# Your objective
Skip the images and return the records below exactly.
** start of Record extracts **
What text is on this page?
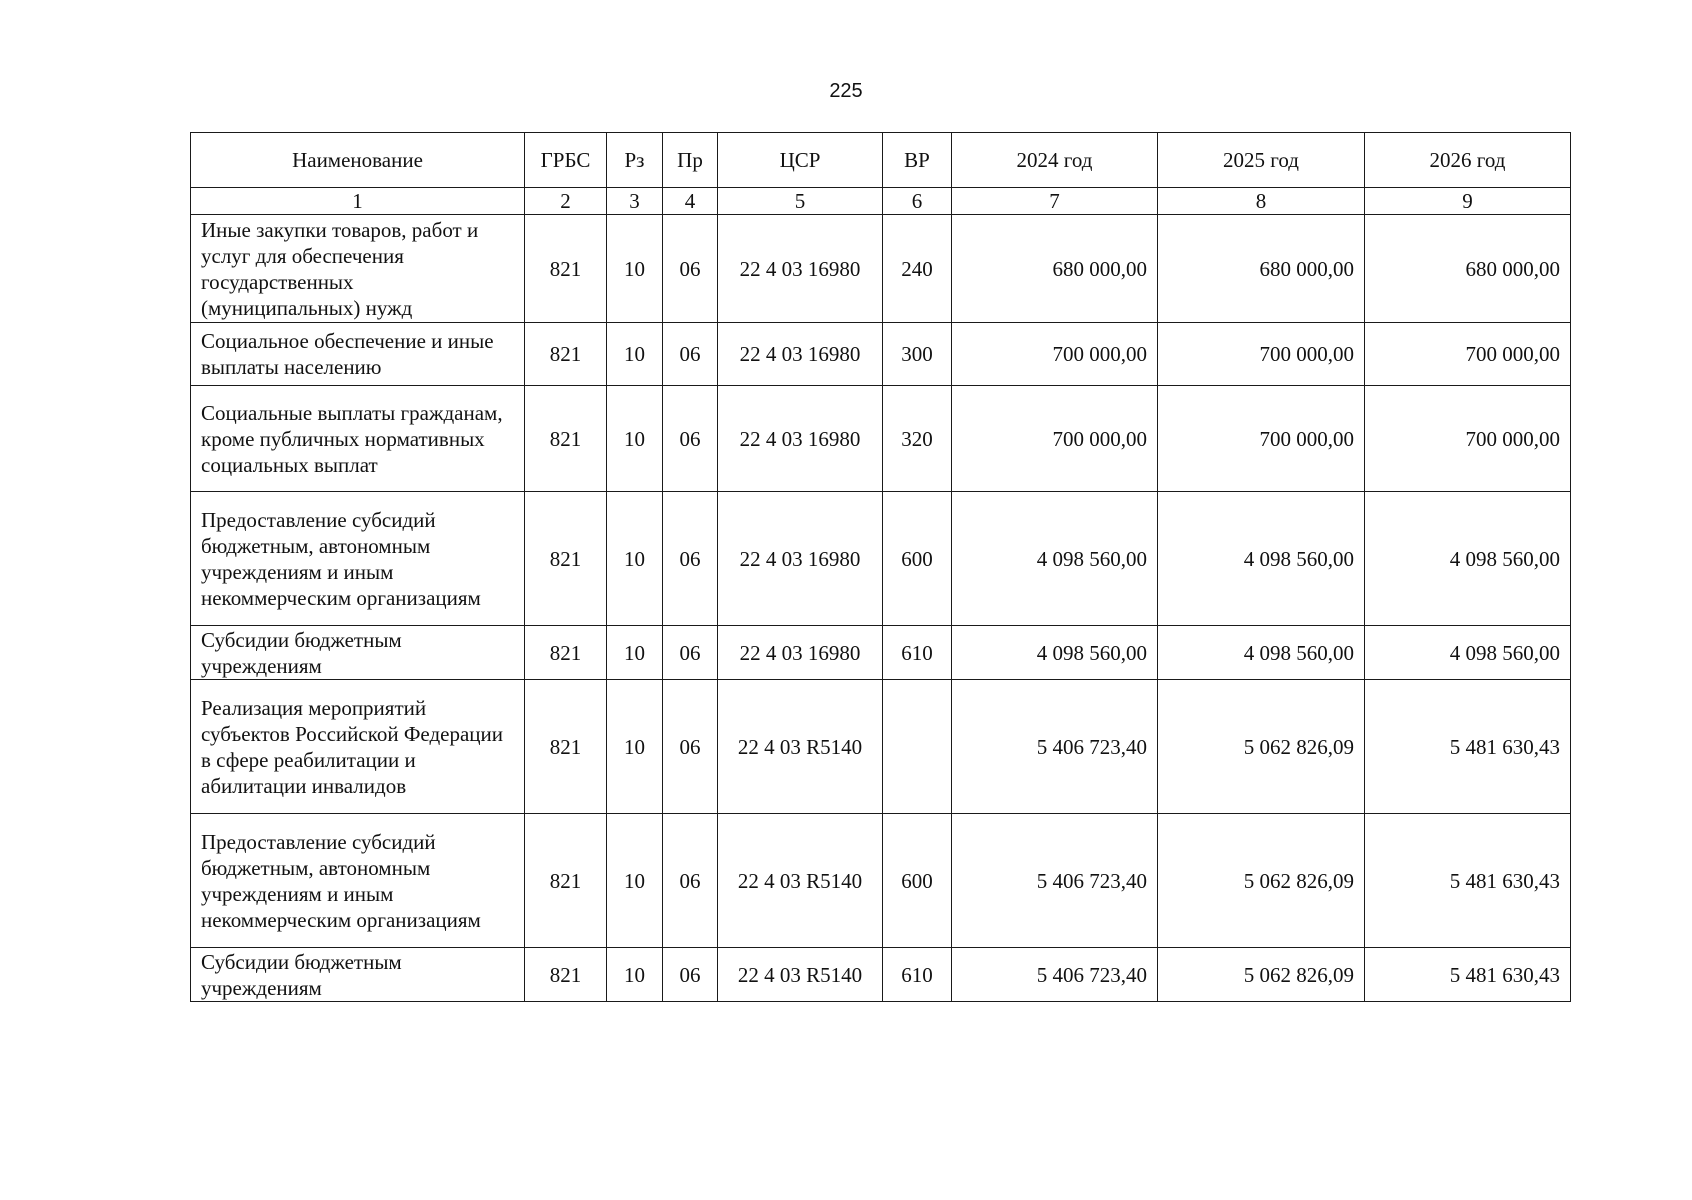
225
Наименование	ГРБС	Рз	Пр	ЦСР	ВР	2024 год	2025 год	2026 год
1	2	3	4	5	6	7	8	9
Иные закупки товаров, работ и услуг для обеспечения государственных (муниципальных) нужд	821	10	06	22 4 03 16980	240	680 000,00	680 000,00	680 000,00
Социальное обеспечение и иные выплаты населению	821	10	06	22 4 03 16980	300	700 000,00	700 000,00	700 000,00
Социальные выплаты гражданам, кроме публичных нормативных социальных выплат	821	10	06	22 4 03 16980	320	700 000,00	700 000,00	700 000,00
Предоставление субсидий бюджетным, автономным учреждениям и иным некоммерческим организациям	821	10	06	22 4 03 16980	600	4 098 560,00	4 098 560,00	4 098 560,00
Субсидии бюджетным учреждениям	821	10	06	22 4 03 16980	610	4 098 560,00	4 098 560,00	4 098 560,00
Реализация мероприятий субъектов Российской Федерации в сфере реабилитации и абилитации инвалидов	821	10	06	22 4 03 R5140		5 406 723,40	5 062 826,09	5 481 630,43
Предоставление субсидий бюджетным, автономным учреждениям и иным некоммерческим организациям	821	10	06	22 4 03 R5140	600	5 406 723,40	5 062 826,09	5 481 630,43
Субсидии бюджетным учреждениям	821	10	06	22 4 03 R5140	610	5 406 723,40	5 062 826,09	5 481 630,43
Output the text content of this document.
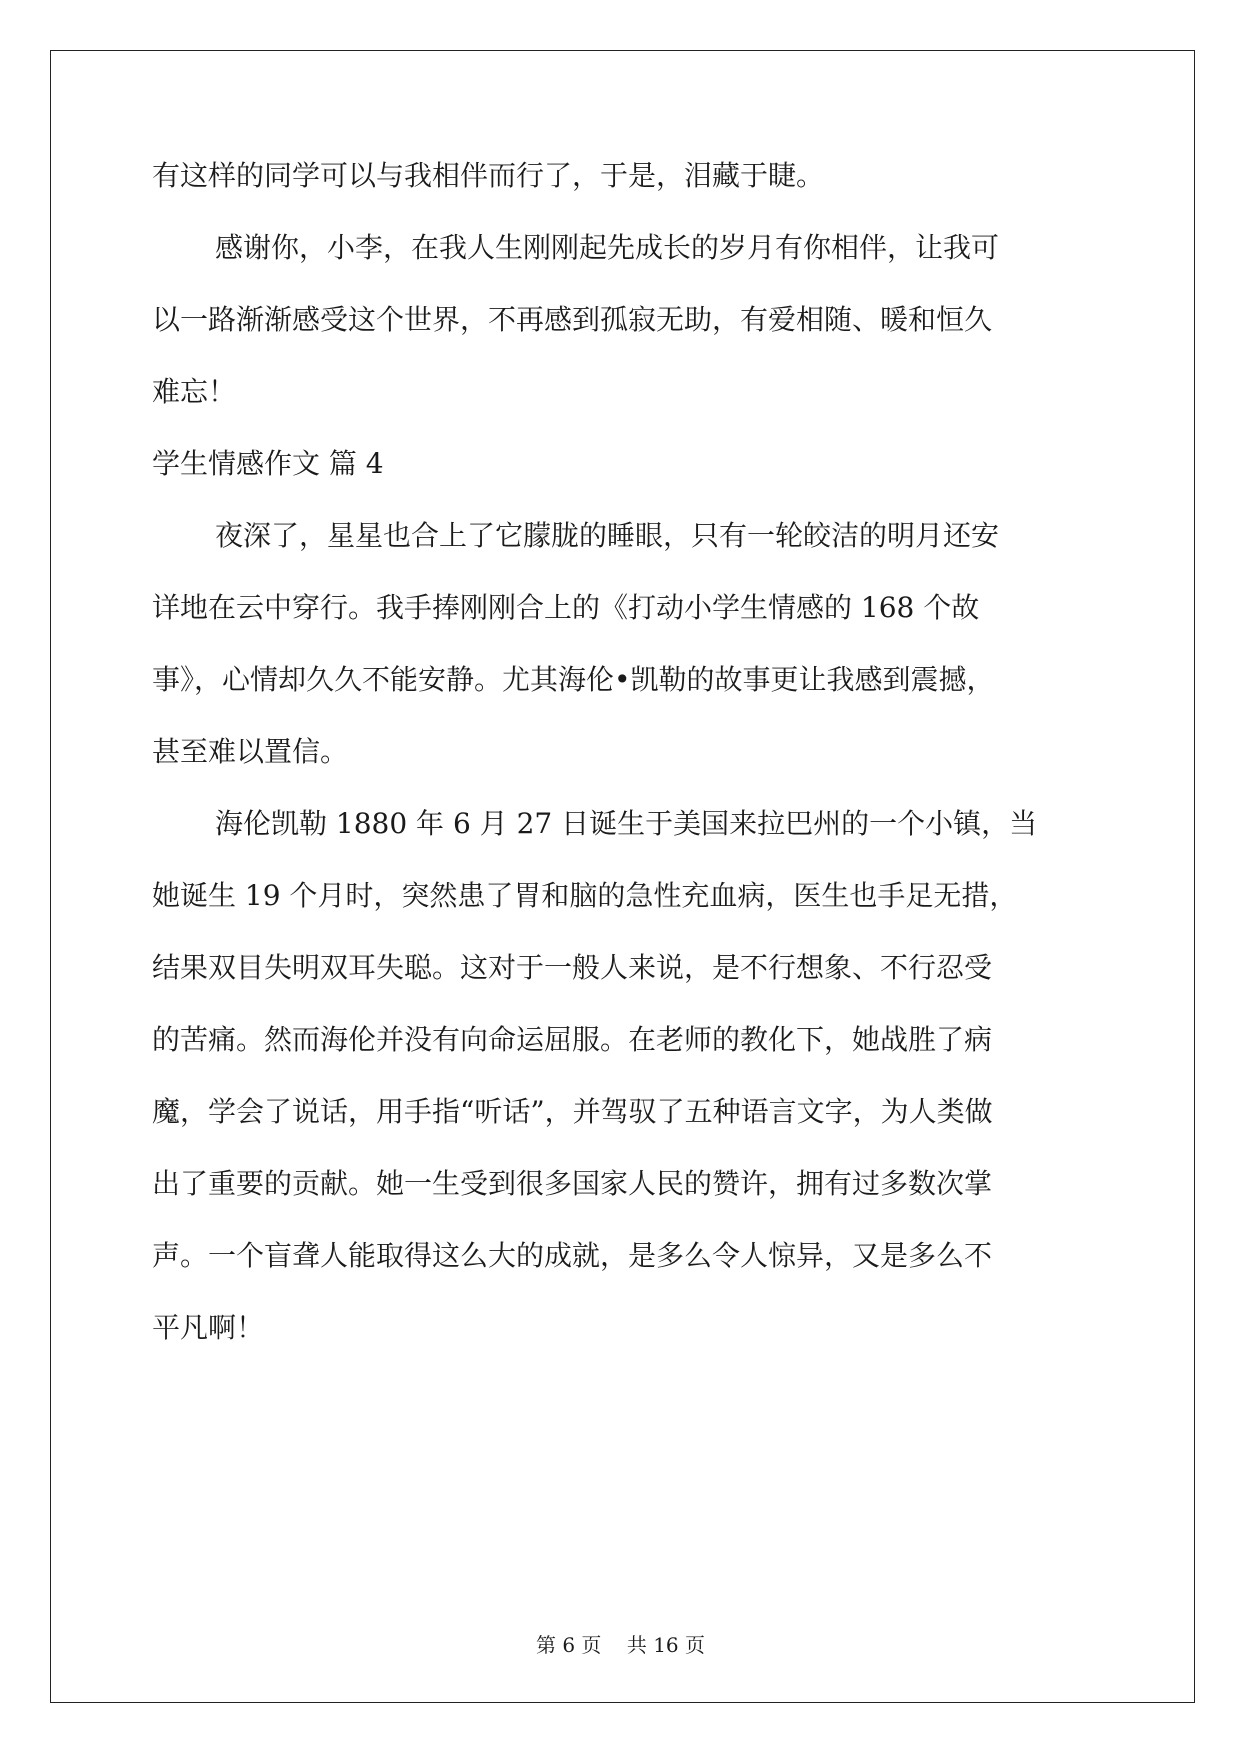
有这样的同学可以与我相伴而行了，于是，泪藏于睫。
感谢你，小李，在我人生刚刚起先成长的岁月有你相伴，让我可
以一路渐渐感受这个世界，不再感到孤寂无助，有爱相随、暖和恒久
难忘！
学生情感作文 篇 4
夜深了，星星也合上了它朦胧的睡眼，只有一轮皎洁的明月还安
详地在云中穿行。我手捧刚刚合上的《打动小学生情感的 168 个故
事》，心情却久久不能安静。尤其海伦•凯勒的故事更让我感到震撼，
甚至难以置信。
海伦凯勒 1880 年 6 月 27 日诞生于美国来拉巴州的一个小镇，当
她诞生 19 个月时，突然患了胃和脑的急性充血病，医生也手足无措，
结果双目失明双耳失聪。这对于一般人来说，是不行想象、不行忍受
的苦痛。然而海伦并没有向命运屈服。在老师的教化下，她战胜了病
魔，学会了说话，用手指“听话”，并驾驭了五种语言文字，为人类做
出了重要的贡献。她一生受到很多国家人民的赞许，拥有过多数次掌
声。一个盲聋人能取得这么大的成就，是多么令人惊异，又是多么不
平凡啊！
第 6 页    共 16 页
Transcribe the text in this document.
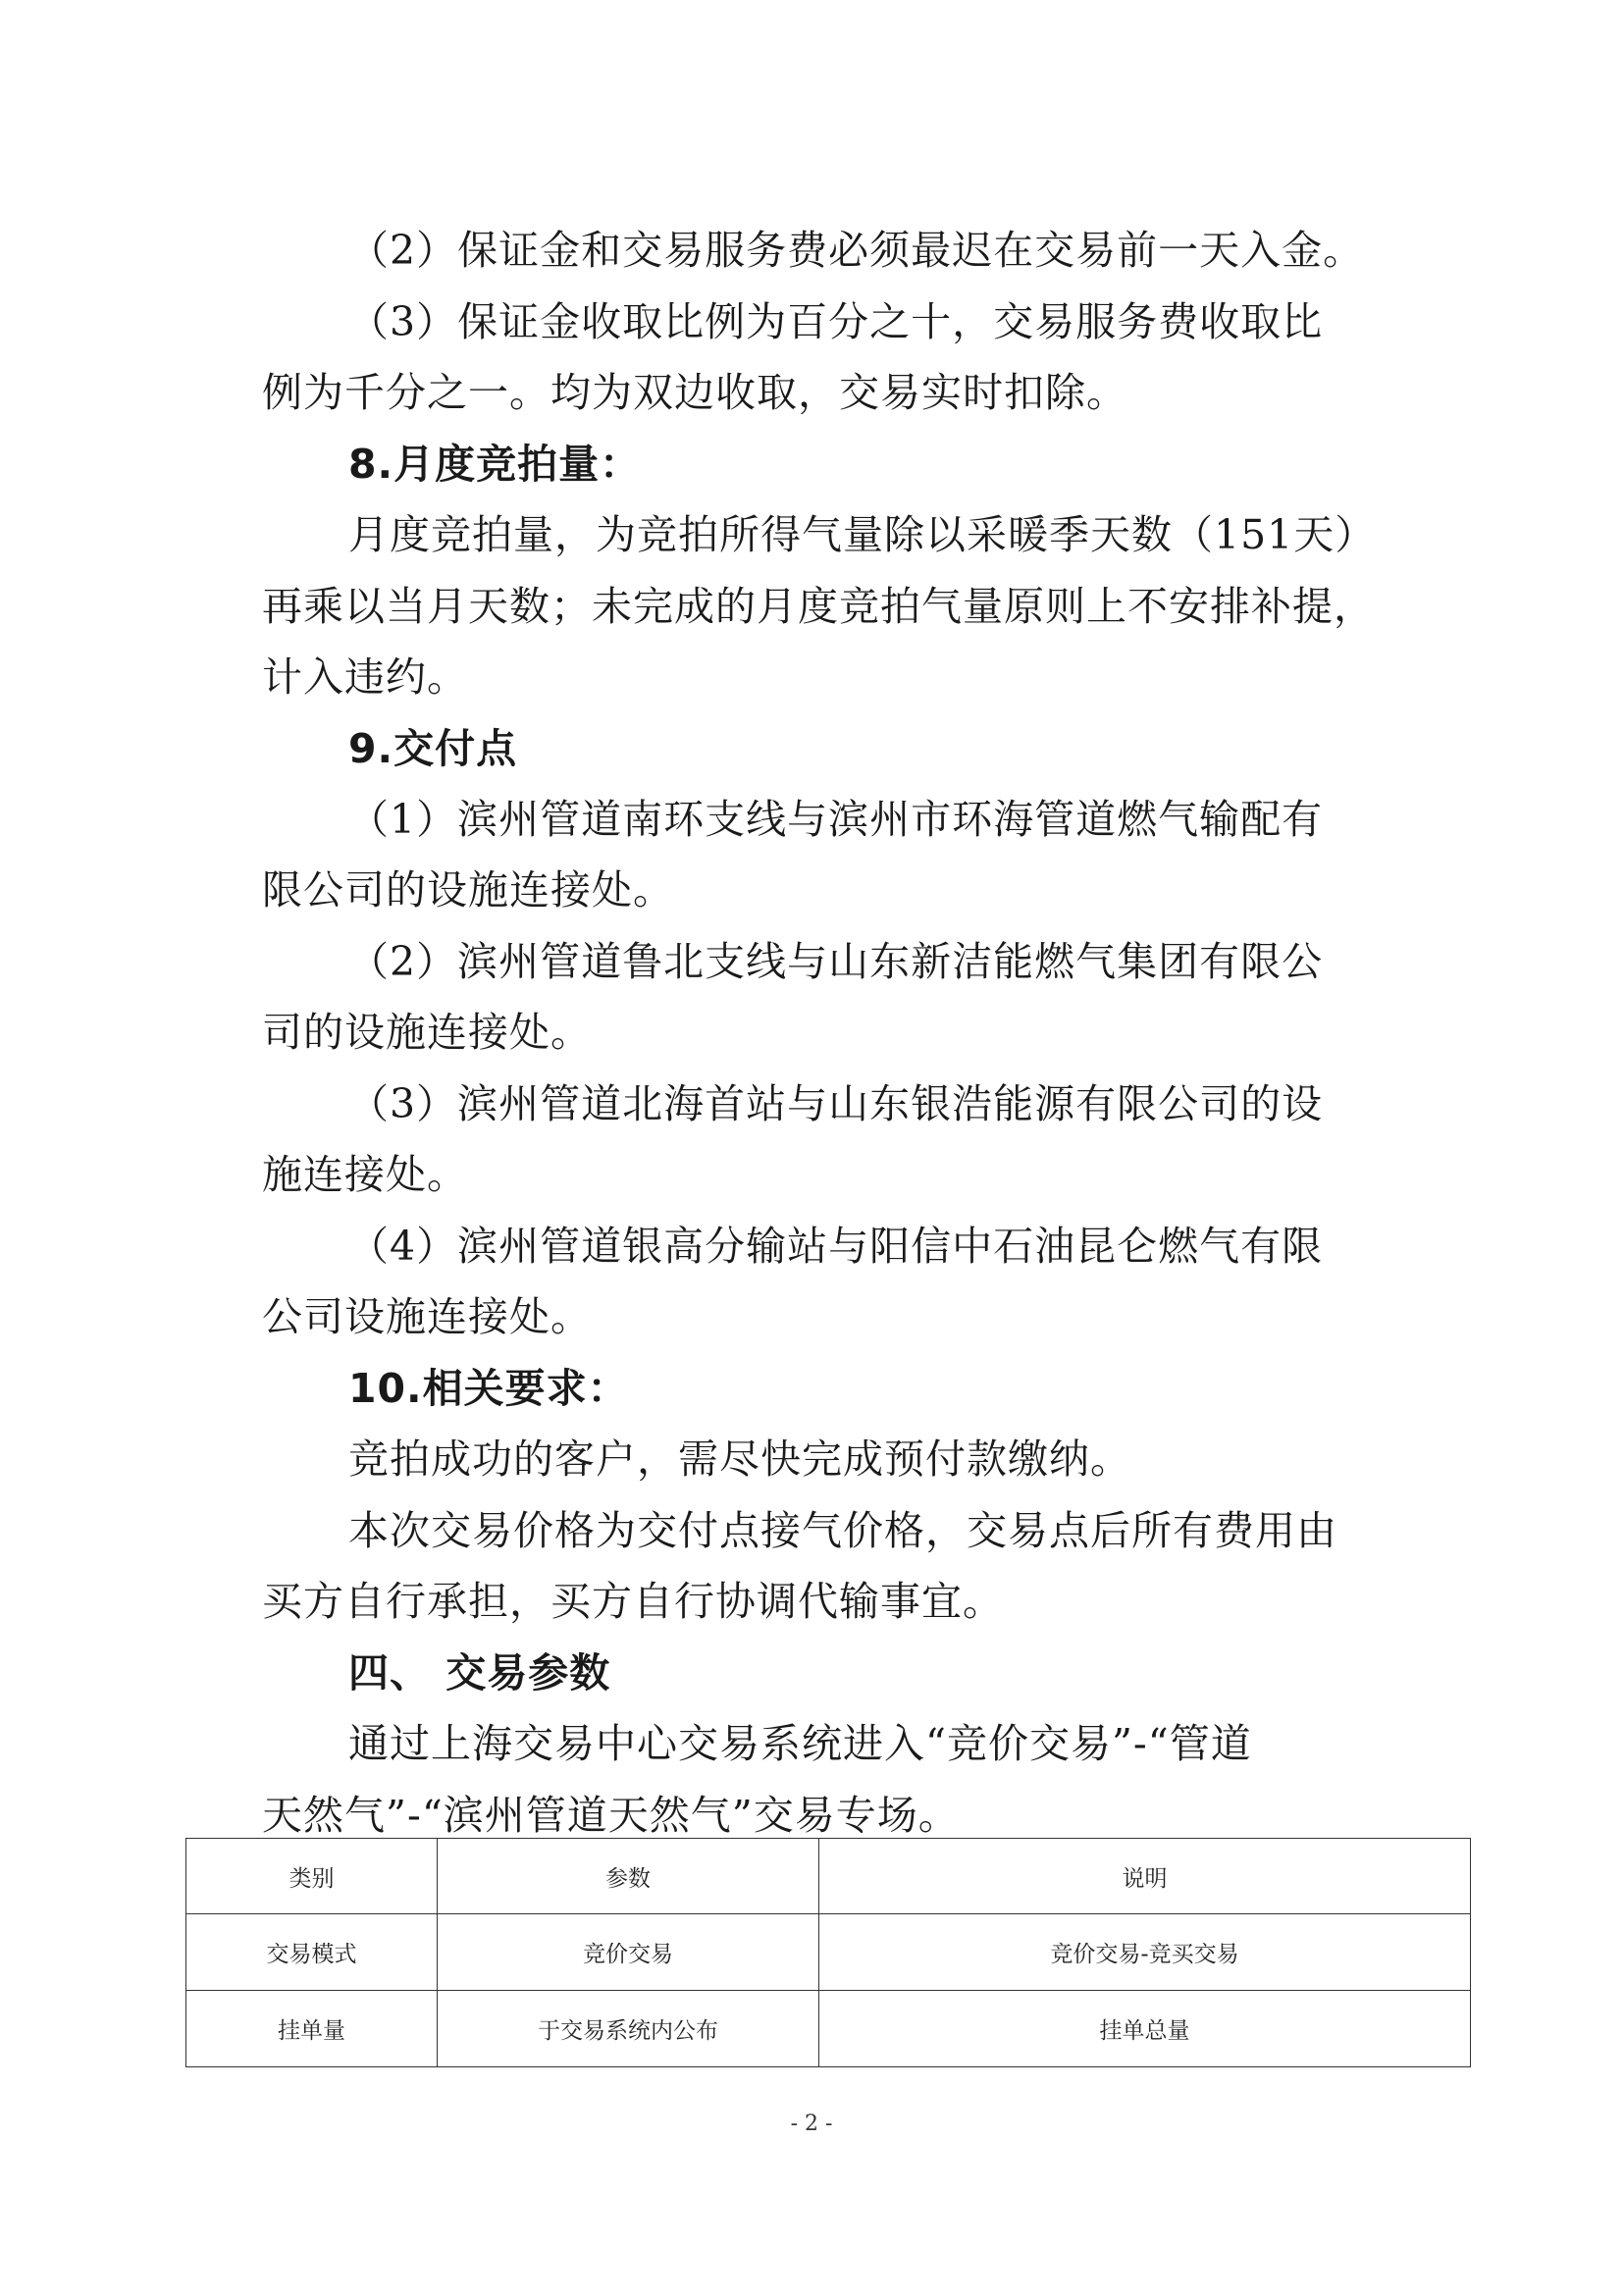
（2）保证金和交易服务费必须最迟在交易前一天入金。
（3）保证金收取比例为百分之十，交易服务费收取比
例为千分之一。均为双边收取，交易实时扣除。
8.月度竞拍量：
月度竞拍量，为竞拍所得气量除以采暖季天数（151天）
再乘以当月天数；未完成的月度竞拍气量原则上不安排补提，
计入违约。
9.交付点
（1）滨州管道南环支线与滨州市环海管道燃气输配有
限公司的设施连接处。
（2）滨州管道鲁北支线与山东新洁能燃气集团有限公
司的设施连接处。
（3）滨州管道北海首站与山东银浩能源有限公司的设
施连接处。
（4）滨州管道银高分输站与阳信中石油昆仑燃气有限
公司设施连接处。
10.相关要求：
竞拍成功的客户，需尽快完成预付款缴纳。
本次交易价格为交付点接气价格，交易点后所有费用由
买方自行承担，买方自行协调代输事宜。
四、 交易参数
通过上海交易中心交易系统进入“竞价交易”-“管道
天然气”-“滨州管道天然气”交易专场。
类别	参数	说明
交易模式	竞价交易	竞价交易-竞买交易
挂单量	于交易系统内公布	挂单总量
- 2 -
** end of Record extracts **
# Task solution
What text is on this page?
225
Наименование	ГРБС	Рз	Пр	ЦСР	ВР	2024 год	2025 год	2026 год
1	2	3	4	5	6	7	8	9
Иные закупки товаров, работ и услуг для обеспечения государственных (муниципальных) нужд	821	10	06	22 4 03 16980	240	680 000,00	680 000,00	680 000,00
Социальное обеспечение и иные выплаты населению	821	10	06	22 4 03 16980	300	700 000,00	700 000,00	700 000,00
Социальные выплаты гражданам, кроме публичных нормативных социальных выплат	821	10	06	22 4 03 16980	320	700 000,00	700 000,00	700 000,00
Предоставление субсидий бюджетным, автономным учреждениям и иным некоммерческим организациям	821	10	06	22 4 03 16980	600	4 098 560,00	4 098 560,00	4 098 560,00
Субсидии бюджетным учреждениям	821	10	06	22 4 03 16980	610	4 098 560,00	4 098 560,00	4 098 560,00
Реализация мероприятий субъектов Российской Федерации в сфере реабилитации и абилитации инвалидов	821	10	06	22 4 03 R5140		5 406 723,40	5 062 826,09	5 481 630,43
Предоставление субсидий бюджетным, автономным учреждениям и иным некоммерческим организациям	821	10	06	22 4 03 R5140	600	5 406 723,40	5 062 826,09	5 481 630,43
Субсидии бюджетным учреждениям	821	10	06	22 4 03 R5140	610	5 406 723,40	5 062 826,09	5 481 630,43
Output the text content of this document.
有这样的同学可以与我相伴而行了，于是，泪藏于睫。
感谢你，小李，在我人生刚刚起先成长的岁月有你相伴，让我可
以一路渐渐感受这个世界，不再感到孤寂无助，有爱相随、暖和恒久
难忘！
学生情感作文 篇 4
夜深了，星星也合上了它朦胧的睡眼，只有一轮皎洁的明月还安
详地在云中穿行。我手捧刚刚合上的《打动小学生情感的 168 个故
事》，心情却久久不能安静。尤其海伦•凯勒的故事更让我感到震撼，
甚至难以置信。
海伦凯勒 1880 年 6 月 27 日诞生于美国来拉巴州的一个小镇，当
她诞生 19 个月时，突然患了胃和脑的急性充血病，医生也手足无措，
结果双目失明双耳失聪。这对于一般人来说，是不行想象、不行忍受
的苦痛。然而海伦并没有向命运屈服。在老师的教化下，她战胜了病
魔，学会了说话，用手指“听话”，并驾驭了五种语言文字，为人类做
出了重要的贡献。她一生受到很多国家人民的赞许，拥有过多数次掌
声。一个盲聋人能取得这么大的成就，是多么令人惊异，又是多么不
平凡啊！
第 6 页    共 16 页
Transcribe the text in this document.
（2）保证金和交易服务费必须最迟在交易前一天入金。
（3）保证金收取比例为百分之十，交易服务费收取比
例为千分之一。均为双边收取，交易实时扣除。
8.月度竞拍量：
月度竞拍量，为竞拍所得气量除以采暖季天数（151天）
再乘以当月天数；未完成的月度竞拍气量原则上不安排补提，
计入违约。
9.交付点
（1）滨州管道南环支线与滨州市环海管道燃气输配有
限公司的设施连接处。
（2）滨州管道鲁北支线与山东新洁能燃气集团有限公
司的设施连接处。
（3）滨州管道北海首站与山东银浩能源有限公司的设
施连接处。
（4）滨州管道银高分输站与阳信中石油昆仑燃气有限
公司设施连接处。
10.相关要求：
竞拍成功的客户，需尽快完成预付款缴纳。
本次交易价格为交付点接气价格，交易点后所有费用由
买方自行承担，买方自行协调代输事宜。
四、 交易参数
通过上海交易中心交易系统进入“竞价交易”-“管道
天然气”-“滨州管道天然气”交易专场。
类别	参数	说明
交易模式	竞价交易	竞价交易-竞买交易
挂单量	于交易系统内公布	挂单总量
- 2 -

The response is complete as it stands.